● **Exercise objective**
Copy all records verbatim.

[Dataset records]
====

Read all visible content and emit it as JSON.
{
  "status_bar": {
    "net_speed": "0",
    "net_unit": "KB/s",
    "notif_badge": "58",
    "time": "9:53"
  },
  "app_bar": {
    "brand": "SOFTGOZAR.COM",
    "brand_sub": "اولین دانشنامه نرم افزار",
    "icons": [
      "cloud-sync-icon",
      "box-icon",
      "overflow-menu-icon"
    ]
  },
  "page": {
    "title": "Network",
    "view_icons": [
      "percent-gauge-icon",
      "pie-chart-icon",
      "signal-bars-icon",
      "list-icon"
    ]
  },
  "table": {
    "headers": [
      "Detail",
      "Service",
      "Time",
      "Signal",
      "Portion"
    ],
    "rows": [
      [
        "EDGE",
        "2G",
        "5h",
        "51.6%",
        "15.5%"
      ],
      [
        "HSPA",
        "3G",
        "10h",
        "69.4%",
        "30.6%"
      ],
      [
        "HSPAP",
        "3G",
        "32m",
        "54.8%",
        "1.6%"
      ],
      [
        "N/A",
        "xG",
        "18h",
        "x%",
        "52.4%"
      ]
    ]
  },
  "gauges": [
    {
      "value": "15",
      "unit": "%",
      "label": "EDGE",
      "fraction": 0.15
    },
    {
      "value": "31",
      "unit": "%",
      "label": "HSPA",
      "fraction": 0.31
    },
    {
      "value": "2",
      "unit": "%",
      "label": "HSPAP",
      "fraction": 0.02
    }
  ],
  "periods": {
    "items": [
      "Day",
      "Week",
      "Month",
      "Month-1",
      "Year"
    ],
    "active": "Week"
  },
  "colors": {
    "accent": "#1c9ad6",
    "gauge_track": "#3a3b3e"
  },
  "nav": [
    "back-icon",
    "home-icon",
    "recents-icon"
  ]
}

====

● **The answer**
Read all visible content and emit it as JSON.
{
  "status_bar": {
    "net_speed": "0",
    "net_unit": "KB/s",
    "notif_badge": "58",
    "time": "9:53"
  },
  "app_bar": {
    "brand": "SOFTGOZAR.COM",
    "brand_sub": "اولین دانشنامه نرم افزار",
    "icons": [
      "cloud-sync-icon",
      "box-icon",
      "overflow-menu-icon"
    ]
  },
  "page": {
    "title": "Network",
    "view_icons": [
      "percent-gauge-icon",
      "pie-chart-icon",
      "signal-bars-icon",
      "list-icon"
    ]
  },
  "table": {
    "headers": [
      "Detail",
      "Service",
      "Time",
      "Signal",
      "Portion"
    ],
    "rows": [
      [
        "EDGE",
        "2G",
        "5h",
        "51.6%",
        "15.5%"
      ],
      [
        "HSPA",
        "3G",
        "10h",
        "69.4%",
        "30.6%"
      ],
      [
        "HSPAP",
        "3G",
        "32m",
        "54.8%",
        "1.6%"
      ],
      [
        "N/A",
        "xG",
        "18h",
        "x%",
        "52.4%"
      ]
    ]
  },
  "gauges": [
    {
      "value": "15",
      "unit": "%",
      "label": "EDGE",
      "fraction": 0.15
    },
    {
      "value": "31",
      "unit": "%",
      "label": "HSPA",
      "fraction": 0.31
    },
    {
      "value": "2",
      "unit": "%",
      "label": "HSPAP",
      "fraction": 0.02
    }
  ],
  "periods": {
    "items": [
      "Day",
      "Week",
      "Month",
      "Month-1",
      "Year"
    ],
    "active": "Week"
  },
  "colors": {
    "accent": "#1c9ad6",
    "gauge_track": "#3a3b3e"
  },
  "nav": [
    "back-icon",
    "home-icon",
    "recents-icon"
  ]
}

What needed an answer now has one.